Short problem
Pull out every line with the word "南京慈善空间" from the entries below.

Exercise data
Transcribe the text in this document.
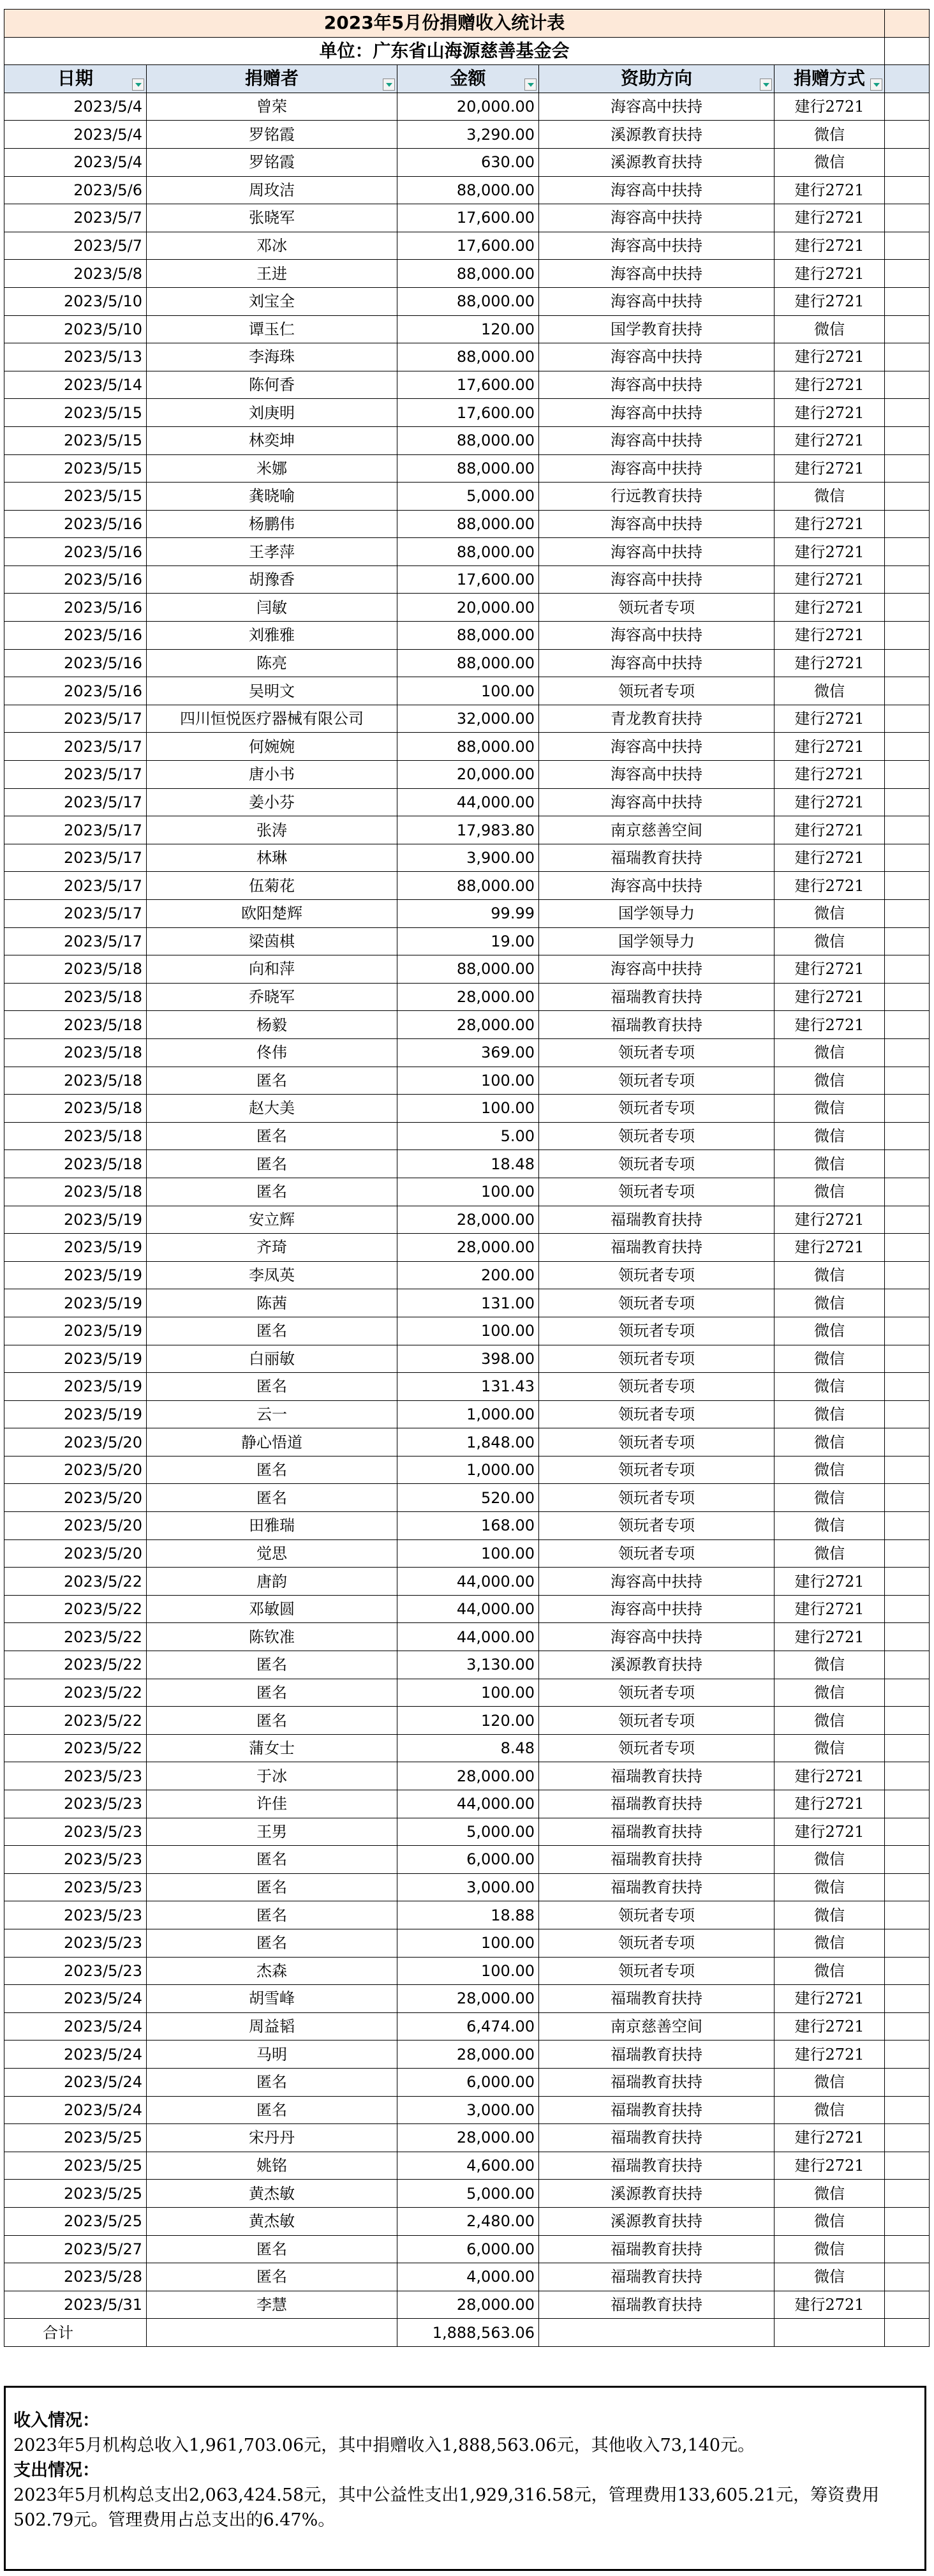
2023年5月份捐赠收入统计表					
单位：广东省山海源慈善基金会					
日期	捐赠者	金额	资助方向	捐赠方式

2023/5/4	曾荣	20,000.00	海容高中扶持	建行2721	
2023/5/4	罗铭霞	3,290.00	溪源教育扶持	微信	
2023/5/4	罗铭霞	630.00	溪源教育扶持	微信	
2023/5/6	周玫洁	88,000.00	海容高中扶持	建行2721	
2023/5/7	张晓军	17,600.00	海容高中扶持	建行2721	
2023/5/7	邓冰	17,600.00	海容高中扶持	建行2721	
2023/5/8	王进	88,000.00	海容高中扶持	建行2721	
2023/5/10	刘宝全	88,000.00	海容高中扶持	建行2721	
2023/5/10	谭玉仁	120.00	国学教育扶持	微信	
2023/5/13	李海珠	88,000.00	海容高中扶持	建行2721	
2023/5/14	陈何香	17,600.00	海容高中扶持	建行2721	
2023/5/15	刘庚明	17,600.00	海容高中扶持	建行2721	
2023/5/15	林奕坤	88,000.00	海容高中扶持	建行2721	
2023/5/15	米娜	88,000.00	海容高中扶持	建行2721	
2023/5/15	龚晓喻	5,000.00	行远教育扶持	微信	
2023/5/16	杨鹏伟	88,000.00	海容高中扶持	建行2721	
2023/5/16	王孝萍	88,000.00	海容高中扶持	建行2721	
2023/5/16	胡豫香	17,600.00	海容高中扶持	建行2721	
2023/5/16	闫敏	20,000.00	领玩者专项	建行2721	
2023/5/16	刘雅雅	88,000.00	海容高中扶持	建行2721	
2023/5/16	陈亮	88,000.00	海容高中扶持	建行2721	
2023/5/16	吴明文	100.00	领玩者专项	微信	
2023/5/17	四川恒悦医疗器械有限公司	32,000.00	青龙教育扶持	建行2721	
2023/5/17	何婉婉	88,000.00	海容高中扶持	建行2721	
2023/5/17	唐小书	20,000.00	海容高中扶持	建行2721	
2023/5/17	姜小芬	44,000.00	海容高中扶持	建行2721	
2023/5/17	张涛	17,983.80	南京慈善空间	建行2721	
2023/5/17	林琳	3,900.00	福瑞教育扶持	建行2721	
2023/5/17	伍菊花	88,000.00	海容高中扶持	建行2721	
2023/5/17	欧阳楚辉	99.99	国学领导力	微信	
2023/5/17	梁茵棋	19.00	国学领导力	微信	
2023/5/18	向和萍	88,000.00	海容高中扶持	建行2721	
2023/5/18	乔晓军	28,000.00	福瑞教育扶持	建行2721	
2023/5/18	杨毅	28,000.00	福瑞教育扶持	建行2721	
2023/5/18	佟伟	369.00	领玩者专项	微信	
2023/5/18	匿名	100.00	领玩者专项	微信	
2023/5/18	赵大美	100.00	领玩者专项	微信	
2023/5/18	匿名	5.00	领玩者专项	微信	
2023/5/18	匿名	18.48	领玩者专项	微信	
2023/5/18	匿名	100.00	领玩者专项	微信	
2023/5/19	安立辉	28,000.00	福瑞教育扶持	建行2721	
2023/5/19	齐琦	28,000.00	福瑞教育扶持	建行2721	
2023/5/19	李凤英	200.00	领玩者专项	微信	
2023/5/19	陈茜	131.00	领玩者专项	微信	
2023/5/19	匿名	100.00	领玩者专项	微信	
2023/5/19	白丽敏	398.00	领玩者专项	微信	
2023/5/19	匿名	131.43	领玩者专项	微信	
2023/5/19	云一	1,000.00	领玩者专项	微信	
2023/5/20	静心悟道	1,848.00	领玩者专项	微信	
2023/5/20	匿名	1,000.00	领玩者专项	微信	
2023/5/20	匿名	520.00	领玩者专项	微信	
2023/5/20	田雅瑞	168.00	领玩者专项	微信	
2023/5/20	觉思	100.00	领玩者专项	微信	
2023/5/22	唐韵	44,000.00	海容高中扶持	建行2721	
2023/5/22	邓敏圆	44,000.00	海容高中扶持	建行2721	
2023/5/22	陈钦准	44,000.00	海容高中扶持	建行2721	
2023/5/22	匿名	3,130.00	溪源教育扶持	微信	
2023/5/22	匿名	100.00	领玩者专项	微信	
2023/5/22	匿名	120.00	领玩者专项	微信	
2023/5/22	蒲女士	8.48	领玩者专项	微信	
2023/5/23	于冰	28,000.00	福瑞教育扶持	建行2721	
2023/5/23	许佳	44,000.00	福瑞教育扶持	建行2721	
2023/5/23	王男	5,000.00	福瑞教育扶持	建行2721	
2023/5/23	匿名	6,000.00	福瑞教育扶持	微信	
2023/5/23	匿名	3,000.00	福瑞教育扶持	微信	
2023/5/23	匿名	18.88	领玩者专项	微信	
2023/5/23	匿名	100.00	领玩者专项	微信	
2023/5/23	杰森	100.00	领玩者专项	微信	
2023/5/24	胡雪峰	28,000.00	福瑞教育扶持	建行2721	
2023/5/24	周益韬	6,474.00	南京慈善空间	建行2721	
2023/5/24	马明	28,000.00	福瑞教育扶持	建行2721	
2023/5/24	匿名	6,000.00	福瑞教育扶持	微信	
2023/5/24	匿名	3,000.00	福瑞教育扶持	微信	
2023/5/25	宋丹丹	28,000.00	福瑞教育扶持	建行2721	
2023/5/25	姚铭	4,600.00	福瑞教育扶持	建行2721	
2023/5/25	黄杰敏	5,000.00	溪源教育扶持	微信	
2023/5/25	黄杰敏	2,480.00	溪源教育扶持	微信	
2023/5/27	匿名	6,000.00	福瑞教育扶持	微信	
2023/5/28	匿名	4,000.00	福瑞教育扶持	微信	
2023/5/31	李慧	28,000.00	福瑞教育扶持	建行2721	
合计		1,888,563.06			
收入情况：
2023年5月机构总收入1,961,703.06元，其中捐赠收入1,888,563.06元，其他收入73,140元。
支出情况：
2023年5月机构总支出2,063,424.58元，其中公益性支出1,929,316.58元，管理费用133,605.21元，筹资费用502.79元。管理费用占总支出的6.47%。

Solved problem
2023/5/17	张涛	17,983.80	南京慈善空间	建行2721	
2023/5/24	周益韬	6,474.00	南京慈善空间	建行2721	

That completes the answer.